> _The problem_: Write out the material again exactly, please, and omit the pictures.

> _Given entries_:
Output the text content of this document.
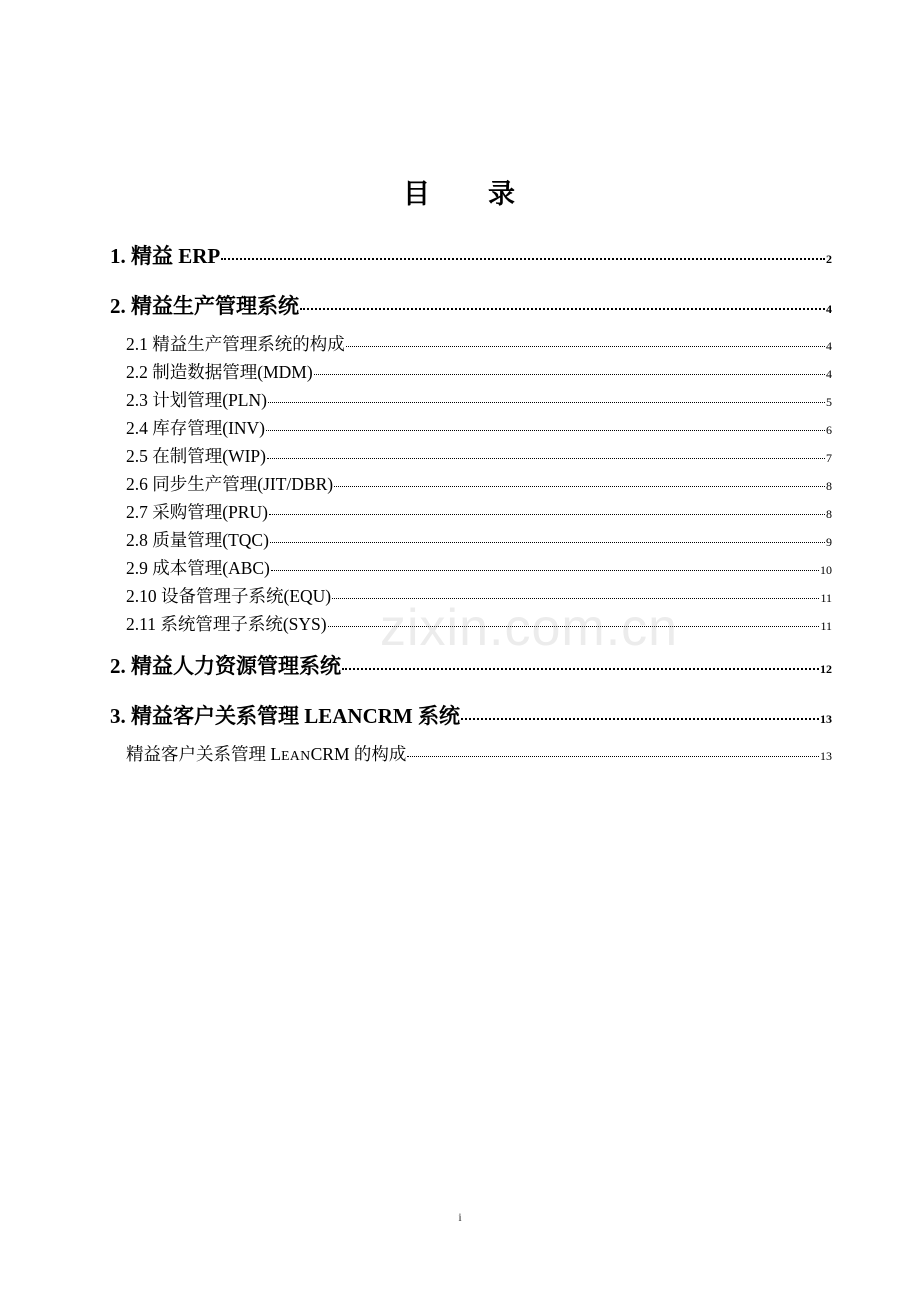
目 录
1. 精益 ERP	2
2. 精益生产管理系统	4
2.1 精益生产管理系统的构成	4
2.2 制造数据管理(MDM)	4
2.3 计划管理(PLN)	5
2.4 库存管理(INV)	6
2.5 在制管理(WIP)	7
2.6 同步生产管理(JIT/DBR)	8
2.7 采购管理(PRU)	8
2.8 质量管理(TQC)	9
2.9 成本管理(ABC)	10
2.10 设备管理子系统(EQU)	11
2.11 系统管理子系统(SYS)	11
2. 精益人力资源管理系统	12
3. 精益客户关系管理 LEANCRM 系统	13
精益客户关系管理 LEANCRM 的构成	13
zixin.com.cn
i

> _Exercise response_:
Output the text content of this document.
目 录
1. 精益 ERP	2
2. 精益生产管理系统	4
2.1 精益生产管理系统的构成	4
2.2 制造数据管理(MDM)	4
2.3 计划管理(PLN)	5
2.4 库存管理(INV)	6
2.5 在制管理(WIP)	7
2.6 同步生产管理(JIT/DBR)	8
2.7 采购管理(PRU)	8
2.8 质量管理(TQC)	9
2.9 成本管理(ABC)	10
2.10 设备管理子系统(EQU)	11
2.11 系统管理子系统(SYS)	11
2. 精益人力资源管理系统	12
3. 精益客户关系管理 LEANCRM 系统	13
精益客户关系管理 LEANCRM 的构成	13
zixin.com.cn
i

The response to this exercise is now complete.